» **Ham veriler**:
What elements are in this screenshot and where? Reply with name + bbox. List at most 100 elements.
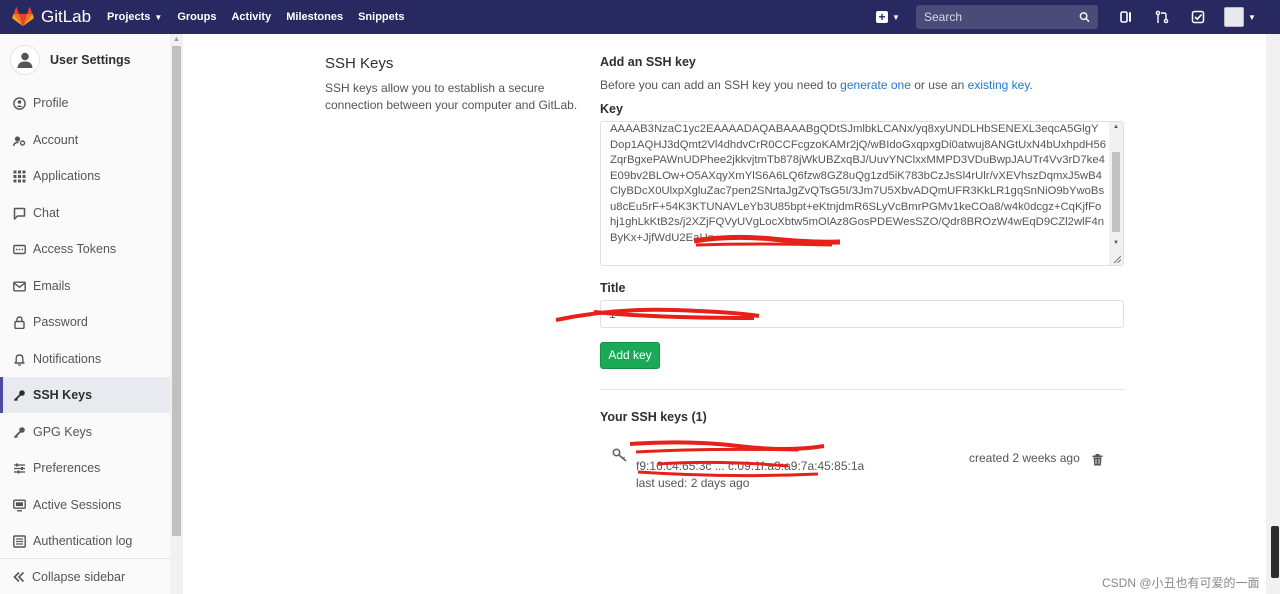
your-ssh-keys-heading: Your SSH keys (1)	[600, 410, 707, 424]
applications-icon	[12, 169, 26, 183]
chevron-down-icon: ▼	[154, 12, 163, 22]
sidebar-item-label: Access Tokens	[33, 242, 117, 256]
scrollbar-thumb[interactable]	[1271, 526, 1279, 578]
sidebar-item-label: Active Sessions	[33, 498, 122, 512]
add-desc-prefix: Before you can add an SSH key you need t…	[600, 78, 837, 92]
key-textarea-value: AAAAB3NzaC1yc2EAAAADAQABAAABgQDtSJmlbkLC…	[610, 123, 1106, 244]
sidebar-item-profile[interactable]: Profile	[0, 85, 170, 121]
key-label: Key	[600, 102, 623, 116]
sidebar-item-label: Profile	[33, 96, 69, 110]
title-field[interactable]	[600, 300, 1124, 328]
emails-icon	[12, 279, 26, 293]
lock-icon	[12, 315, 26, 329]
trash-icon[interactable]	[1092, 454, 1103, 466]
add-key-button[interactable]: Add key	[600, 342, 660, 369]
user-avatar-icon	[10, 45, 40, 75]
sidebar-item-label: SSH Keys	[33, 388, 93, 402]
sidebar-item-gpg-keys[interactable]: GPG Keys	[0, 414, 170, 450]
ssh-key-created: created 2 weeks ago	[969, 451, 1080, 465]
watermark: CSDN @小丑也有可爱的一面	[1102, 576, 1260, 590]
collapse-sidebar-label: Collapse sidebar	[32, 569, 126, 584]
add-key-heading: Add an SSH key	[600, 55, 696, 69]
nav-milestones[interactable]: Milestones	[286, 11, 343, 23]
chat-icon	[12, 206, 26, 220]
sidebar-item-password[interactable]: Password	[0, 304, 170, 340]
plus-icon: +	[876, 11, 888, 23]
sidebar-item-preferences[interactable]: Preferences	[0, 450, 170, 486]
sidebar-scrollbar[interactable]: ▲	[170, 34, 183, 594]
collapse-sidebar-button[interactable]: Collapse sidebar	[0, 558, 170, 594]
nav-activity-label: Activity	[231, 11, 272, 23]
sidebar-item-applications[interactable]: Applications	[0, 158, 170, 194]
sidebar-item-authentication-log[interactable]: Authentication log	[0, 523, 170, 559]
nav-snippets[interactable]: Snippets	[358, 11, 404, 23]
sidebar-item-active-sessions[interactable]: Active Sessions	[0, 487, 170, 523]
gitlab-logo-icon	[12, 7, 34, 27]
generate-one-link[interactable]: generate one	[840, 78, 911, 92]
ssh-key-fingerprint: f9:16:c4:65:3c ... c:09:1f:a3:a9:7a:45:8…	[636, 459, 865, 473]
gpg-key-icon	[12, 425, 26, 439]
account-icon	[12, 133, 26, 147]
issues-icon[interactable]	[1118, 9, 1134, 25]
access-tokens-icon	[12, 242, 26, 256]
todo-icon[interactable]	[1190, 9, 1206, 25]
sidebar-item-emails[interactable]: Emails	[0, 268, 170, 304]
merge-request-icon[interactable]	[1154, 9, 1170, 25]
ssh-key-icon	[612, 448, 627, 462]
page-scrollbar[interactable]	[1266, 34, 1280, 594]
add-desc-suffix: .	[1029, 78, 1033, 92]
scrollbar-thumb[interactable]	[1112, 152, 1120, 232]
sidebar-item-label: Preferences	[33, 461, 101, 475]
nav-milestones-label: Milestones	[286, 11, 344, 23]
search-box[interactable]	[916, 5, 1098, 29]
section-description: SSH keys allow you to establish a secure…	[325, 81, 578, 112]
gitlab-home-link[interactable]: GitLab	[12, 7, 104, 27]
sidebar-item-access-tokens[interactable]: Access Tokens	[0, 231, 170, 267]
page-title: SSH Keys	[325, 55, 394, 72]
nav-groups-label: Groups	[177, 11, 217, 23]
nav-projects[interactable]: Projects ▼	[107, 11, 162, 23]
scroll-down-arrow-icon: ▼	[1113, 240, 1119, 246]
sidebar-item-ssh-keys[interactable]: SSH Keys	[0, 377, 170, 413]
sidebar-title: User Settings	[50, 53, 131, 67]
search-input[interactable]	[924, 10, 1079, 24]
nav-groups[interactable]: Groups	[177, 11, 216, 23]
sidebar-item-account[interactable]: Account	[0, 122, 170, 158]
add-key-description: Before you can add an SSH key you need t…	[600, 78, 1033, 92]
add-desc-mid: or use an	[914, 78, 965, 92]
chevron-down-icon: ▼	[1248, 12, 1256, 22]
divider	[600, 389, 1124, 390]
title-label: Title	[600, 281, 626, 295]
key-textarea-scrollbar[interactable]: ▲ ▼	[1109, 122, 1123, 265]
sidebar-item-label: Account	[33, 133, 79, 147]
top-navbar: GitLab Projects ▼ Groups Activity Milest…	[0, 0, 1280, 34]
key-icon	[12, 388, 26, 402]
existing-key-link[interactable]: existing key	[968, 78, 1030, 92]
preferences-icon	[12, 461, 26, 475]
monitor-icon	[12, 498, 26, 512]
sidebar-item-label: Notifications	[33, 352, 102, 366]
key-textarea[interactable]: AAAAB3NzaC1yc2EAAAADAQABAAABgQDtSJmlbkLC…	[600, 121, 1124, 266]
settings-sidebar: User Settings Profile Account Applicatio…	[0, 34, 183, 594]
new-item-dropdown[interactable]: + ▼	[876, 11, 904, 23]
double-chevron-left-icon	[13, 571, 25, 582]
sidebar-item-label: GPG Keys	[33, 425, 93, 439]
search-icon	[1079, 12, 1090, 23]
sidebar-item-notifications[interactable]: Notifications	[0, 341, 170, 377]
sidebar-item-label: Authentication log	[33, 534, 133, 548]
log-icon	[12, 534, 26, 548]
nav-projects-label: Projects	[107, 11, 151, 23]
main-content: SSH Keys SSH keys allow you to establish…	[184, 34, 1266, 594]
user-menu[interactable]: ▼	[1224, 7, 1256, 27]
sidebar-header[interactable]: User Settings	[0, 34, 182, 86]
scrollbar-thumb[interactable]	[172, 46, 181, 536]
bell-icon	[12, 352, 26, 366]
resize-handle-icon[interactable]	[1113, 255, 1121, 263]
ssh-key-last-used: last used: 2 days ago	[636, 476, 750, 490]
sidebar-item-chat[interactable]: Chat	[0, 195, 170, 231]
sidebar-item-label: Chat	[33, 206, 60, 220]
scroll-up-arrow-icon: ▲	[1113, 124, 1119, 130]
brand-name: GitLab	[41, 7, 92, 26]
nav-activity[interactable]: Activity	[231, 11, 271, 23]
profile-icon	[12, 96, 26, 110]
* * *
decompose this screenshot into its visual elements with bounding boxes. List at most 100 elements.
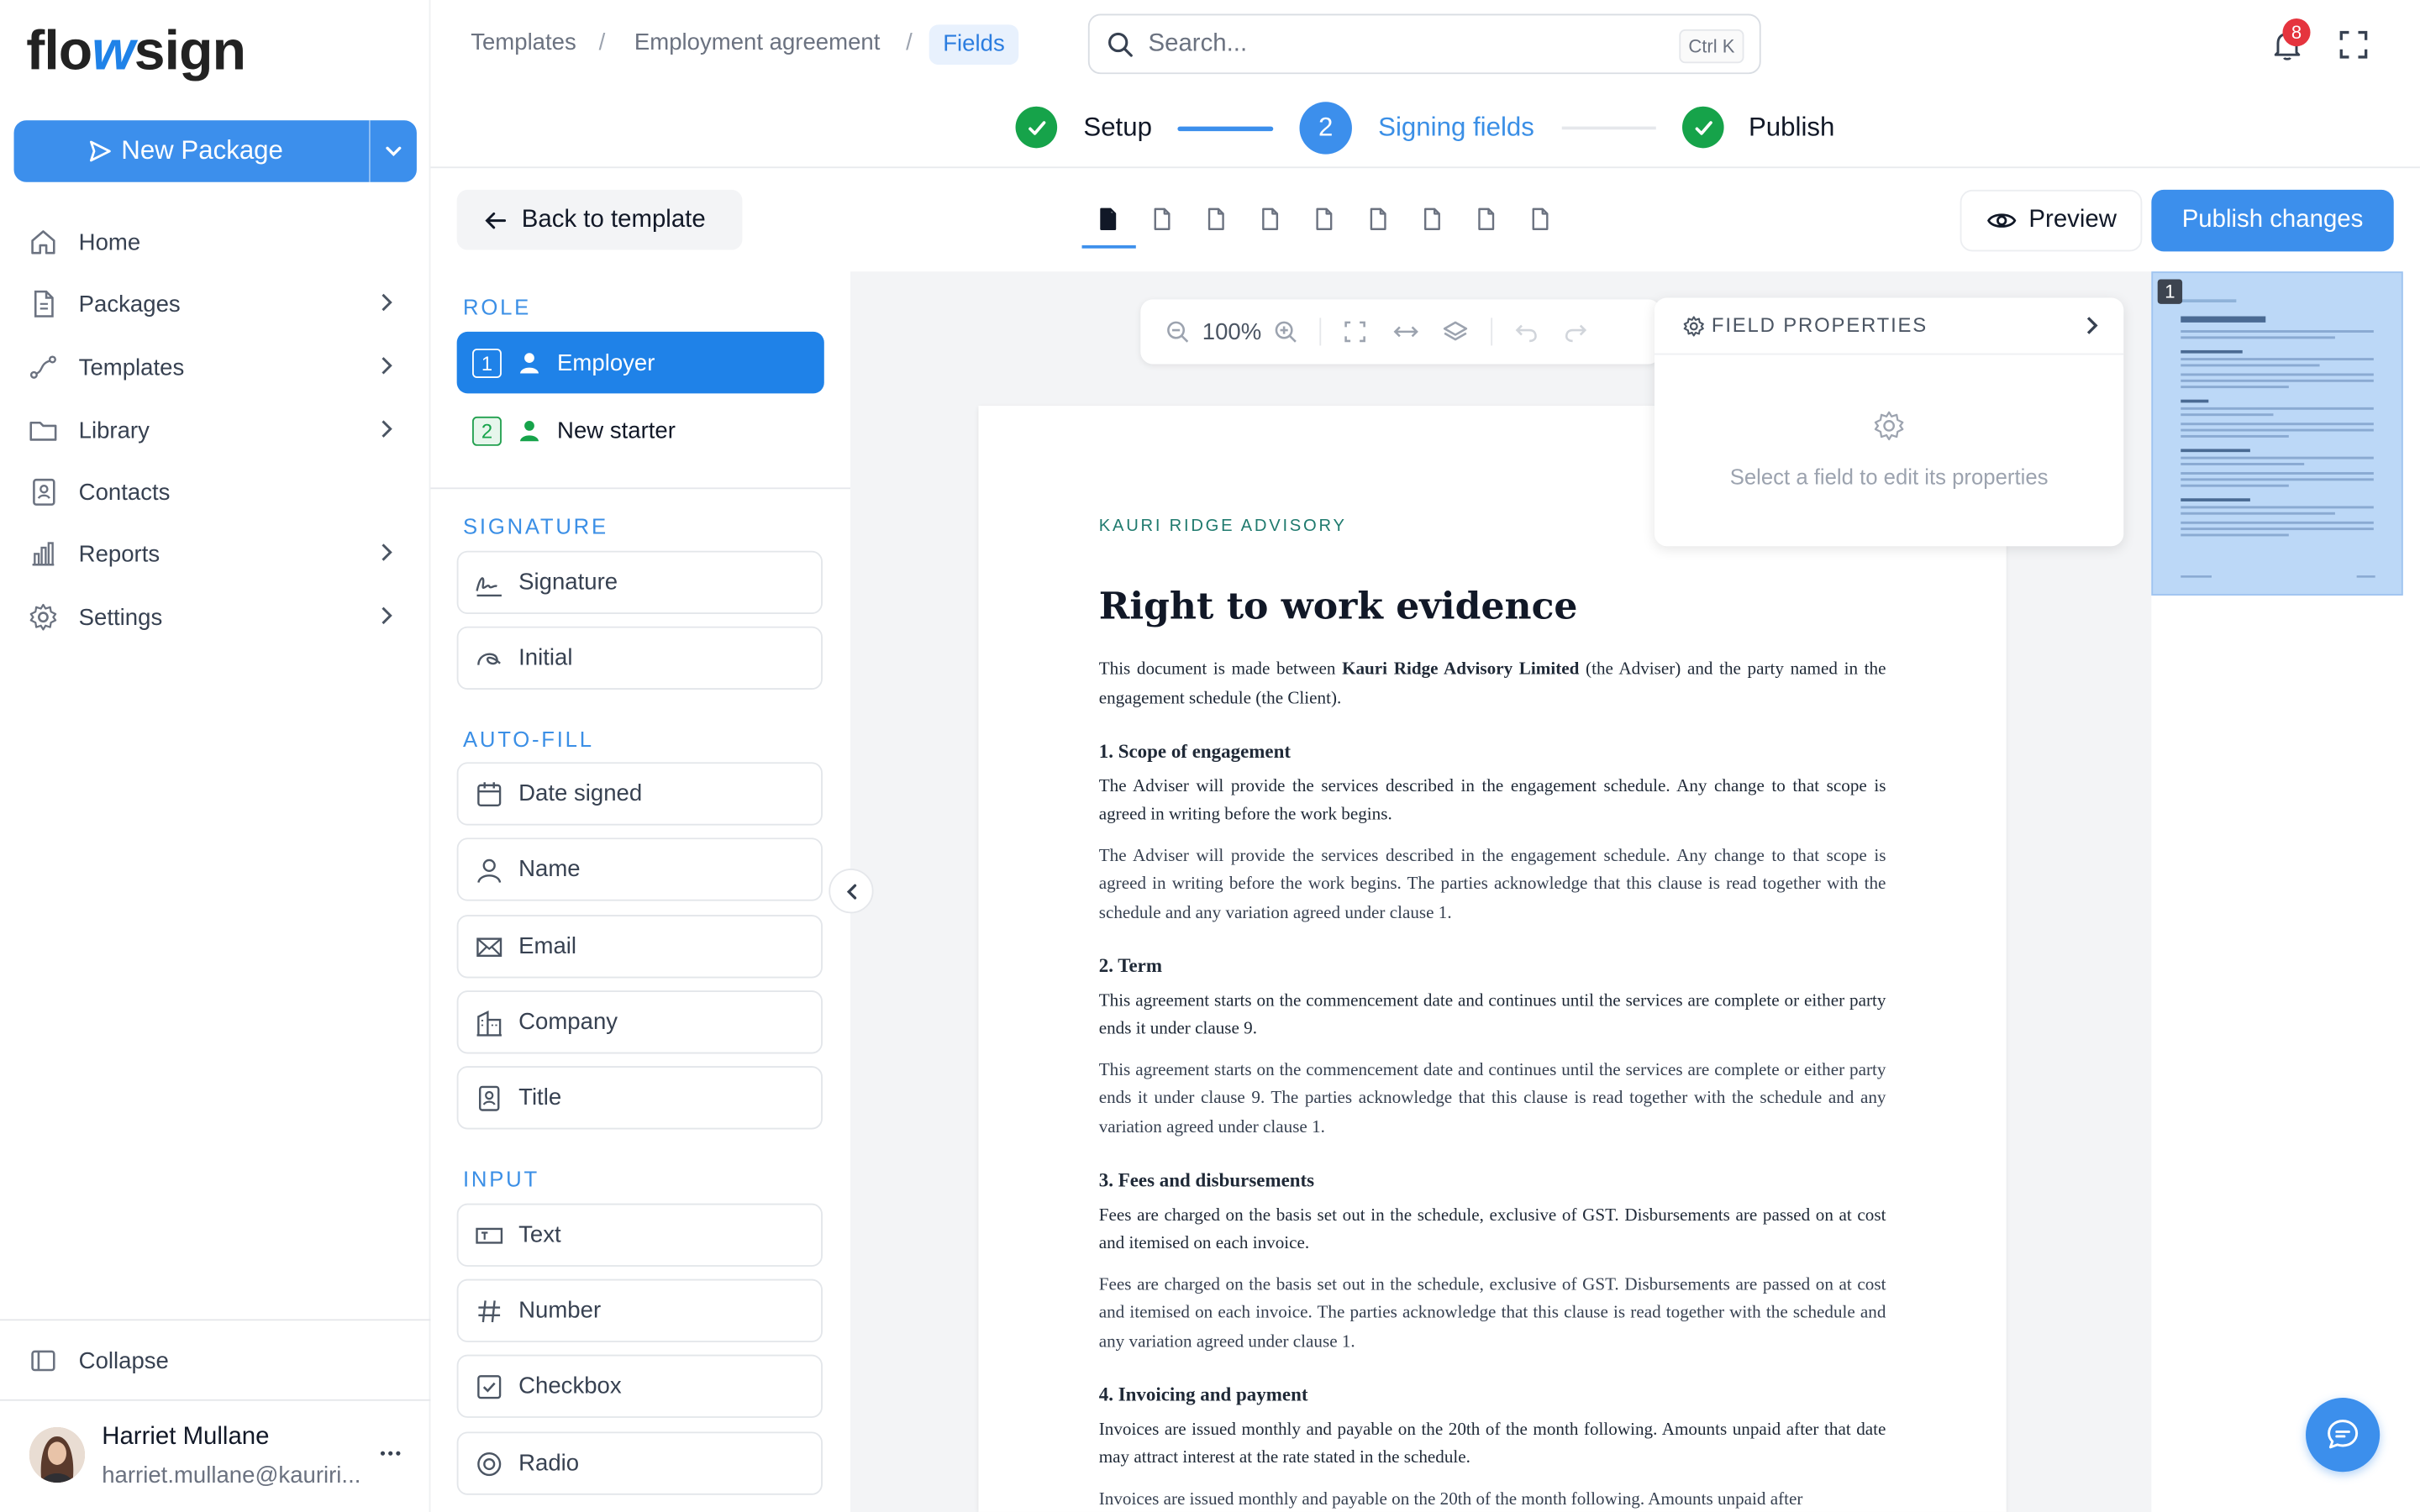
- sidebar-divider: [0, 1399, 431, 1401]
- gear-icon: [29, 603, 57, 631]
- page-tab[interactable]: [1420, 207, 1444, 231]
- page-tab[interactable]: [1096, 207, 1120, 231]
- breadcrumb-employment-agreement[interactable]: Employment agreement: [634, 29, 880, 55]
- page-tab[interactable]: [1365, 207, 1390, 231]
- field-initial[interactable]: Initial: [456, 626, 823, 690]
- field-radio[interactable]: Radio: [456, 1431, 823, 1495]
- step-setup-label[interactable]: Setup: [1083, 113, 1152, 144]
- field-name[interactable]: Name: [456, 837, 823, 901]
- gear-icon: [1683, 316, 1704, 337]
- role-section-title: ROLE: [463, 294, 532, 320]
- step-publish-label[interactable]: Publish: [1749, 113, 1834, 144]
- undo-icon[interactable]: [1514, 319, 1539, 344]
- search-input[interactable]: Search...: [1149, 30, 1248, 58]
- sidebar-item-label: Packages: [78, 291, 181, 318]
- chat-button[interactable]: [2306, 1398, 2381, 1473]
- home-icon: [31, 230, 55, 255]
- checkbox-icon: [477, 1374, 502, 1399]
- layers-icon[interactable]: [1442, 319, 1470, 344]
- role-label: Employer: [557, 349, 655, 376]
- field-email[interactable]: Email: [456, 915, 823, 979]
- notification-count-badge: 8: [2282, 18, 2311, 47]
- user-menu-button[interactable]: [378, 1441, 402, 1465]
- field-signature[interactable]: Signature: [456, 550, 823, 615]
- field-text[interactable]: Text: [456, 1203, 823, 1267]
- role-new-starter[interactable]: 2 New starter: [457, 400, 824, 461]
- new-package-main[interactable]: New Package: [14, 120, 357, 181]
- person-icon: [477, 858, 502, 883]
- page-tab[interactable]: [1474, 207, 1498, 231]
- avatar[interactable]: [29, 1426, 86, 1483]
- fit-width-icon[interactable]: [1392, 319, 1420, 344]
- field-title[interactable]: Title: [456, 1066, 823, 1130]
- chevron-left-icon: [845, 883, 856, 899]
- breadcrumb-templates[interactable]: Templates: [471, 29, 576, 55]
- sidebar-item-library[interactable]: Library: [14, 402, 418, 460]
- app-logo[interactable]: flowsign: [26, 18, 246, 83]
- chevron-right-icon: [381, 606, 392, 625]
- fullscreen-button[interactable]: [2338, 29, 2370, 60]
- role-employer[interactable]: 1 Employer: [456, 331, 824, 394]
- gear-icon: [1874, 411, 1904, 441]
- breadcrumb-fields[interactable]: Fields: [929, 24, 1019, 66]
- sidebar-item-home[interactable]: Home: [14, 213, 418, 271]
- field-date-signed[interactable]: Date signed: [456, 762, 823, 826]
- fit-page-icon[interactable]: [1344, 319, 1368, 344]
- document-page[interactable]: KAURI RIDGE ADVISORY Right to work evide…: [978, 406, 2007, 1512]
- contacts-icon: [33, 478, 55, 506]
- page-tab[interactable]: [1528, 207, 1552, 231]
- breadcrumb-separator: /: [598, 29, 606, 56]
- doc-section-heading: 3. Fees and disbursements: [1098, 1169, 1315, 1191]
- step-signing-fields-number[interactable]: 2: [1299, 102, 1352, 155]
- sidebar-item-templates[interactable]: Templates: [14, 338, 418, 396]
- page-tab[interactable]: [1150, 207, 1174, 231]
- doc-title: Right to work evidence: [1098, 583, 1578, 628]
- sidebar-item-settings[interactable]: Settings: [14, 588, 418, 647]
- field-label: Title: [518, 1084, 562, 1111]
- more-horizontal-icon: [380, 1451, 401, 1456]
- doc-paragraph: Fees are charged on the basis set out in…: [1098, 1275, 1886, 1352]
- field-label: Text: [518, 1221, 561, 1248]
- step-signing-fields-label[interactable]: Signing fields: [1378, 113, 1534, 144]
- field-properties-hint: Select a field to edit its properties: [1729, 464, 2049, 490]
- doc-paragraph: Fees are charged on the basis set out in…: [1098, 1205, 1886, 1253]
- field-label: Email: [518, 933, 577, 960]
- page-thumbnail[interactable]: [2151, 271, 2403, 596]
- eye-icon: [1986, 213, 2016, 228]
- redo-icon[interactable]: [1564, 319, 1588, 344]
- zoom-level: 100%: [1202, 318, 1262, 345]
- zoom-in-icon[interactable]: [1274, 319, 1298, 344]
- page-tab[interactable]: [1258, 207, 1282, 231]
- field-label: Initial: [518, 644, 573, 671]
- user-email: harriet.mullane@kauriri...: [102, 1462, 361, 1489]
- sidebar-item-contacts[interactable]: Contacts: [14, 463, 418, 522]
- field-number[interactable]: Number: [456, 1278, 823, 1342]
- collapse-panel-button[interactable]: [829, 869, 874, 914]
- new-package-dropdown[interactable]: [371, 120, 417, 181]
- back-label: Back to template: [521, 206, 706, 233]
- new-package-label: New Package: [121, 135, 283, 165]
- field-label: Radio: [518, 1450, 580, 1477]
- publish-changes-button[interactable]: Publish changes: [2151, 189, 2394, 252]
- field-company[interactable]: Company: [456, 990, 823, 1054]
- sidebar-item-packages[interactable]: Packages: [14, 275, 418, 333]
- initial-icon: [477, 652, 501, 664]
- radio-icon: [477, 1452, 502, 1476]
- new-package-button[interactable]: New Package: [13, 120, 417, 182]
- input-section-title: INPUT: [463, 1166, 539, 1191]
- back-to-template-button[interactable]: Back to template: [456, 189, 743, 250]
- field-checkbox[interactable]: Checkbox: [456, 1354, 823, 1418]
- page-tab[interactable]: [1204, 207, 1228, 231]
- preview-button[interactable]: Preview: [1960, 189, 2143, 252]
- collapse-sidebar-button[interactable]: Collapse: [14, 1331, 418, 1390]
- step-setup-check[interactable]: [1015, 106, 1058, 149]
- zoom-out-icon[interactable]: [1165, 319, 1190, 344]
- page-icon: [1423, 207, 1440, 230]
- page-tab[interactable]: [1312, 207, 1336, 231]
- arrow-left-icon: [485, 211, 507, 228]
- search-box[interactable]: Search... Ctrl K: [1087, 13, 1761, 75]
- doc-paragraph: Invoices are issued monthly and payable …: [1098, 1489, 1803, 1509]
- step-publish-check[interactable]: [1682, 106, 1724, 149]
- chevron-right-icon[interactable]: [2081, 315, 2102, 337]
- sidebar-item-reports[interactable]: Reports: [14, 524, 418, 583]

» **Görev tanımı**: Yukarıdaki verilerde "your-ssh-keys-heading: Your SSH" geçen satırdan "569, 126, 584]" geçen satıra kadar uzanan kısmı numaralı liste olarak yaz. İki uçtaki satırları da al, boş satırları atla.

» **Sorunun cevabı**:
1. your-ssh-keys-heading: Your SSH keys (1)	[600, 410, 707, 424]
2. applications-icon	[12, 169, 26, 183]
3. chevron-down-icon: ▼	[154, 12, 163, 22]
4. sidebar-item-label: Access Tokens	[33, 242, 117, 256]
5. scrollbar-thumb[interactable]	[1271, 526, 1279, 578]
6. sidebar-item-label: Active Sessions	[33, 498, 122, 512]
7. add-desc-prefix: Before you can add an SSH key you need t…	[600, 78, 837, 92]
8. key-textarea-value: AAAAB3NzaC1yc2EAAAADAQABAAABgQDtSJmlbkLC…	[610, 123, 1106, 244]
9. sidebar-item-profile[interactable]: Profile	[0, 85, 170, 121]
10. key-label: Key	[600, 102, 623, 116]
11. sidebar-item-label: Profile	[33, 96, 69, 110]
12. title-field[interactable]	[600, 300, 1124, 328]
13. emails-icon	[12, 279, 26, 293]
14. lock-icon	[12, 315, 26, 329]
15. trash-icon[interactable]	[1092, 454, 1103, 466]
16. add-key-button[interactable]: Add key	[600, 342, 660, 369]
17. user-avatar-icon	[10, 45, 40, 75]
18. sidebar-item-label: SSH Keys	[33, 388, 93, 402]
19. sidebar-item-gpg-keys[interactable]: GPG Keys	[0, 414, 170, 450]
20. ssh-key-created: created 2 weeks ago	[969, 451, 1080, 465]
21. watermark: CSDN @小丑也有可爱的一面	[1102, 576, 1260, 590]
22. collapse-sidebar-label: Collapse sidebar	[32, 569, 126, 584]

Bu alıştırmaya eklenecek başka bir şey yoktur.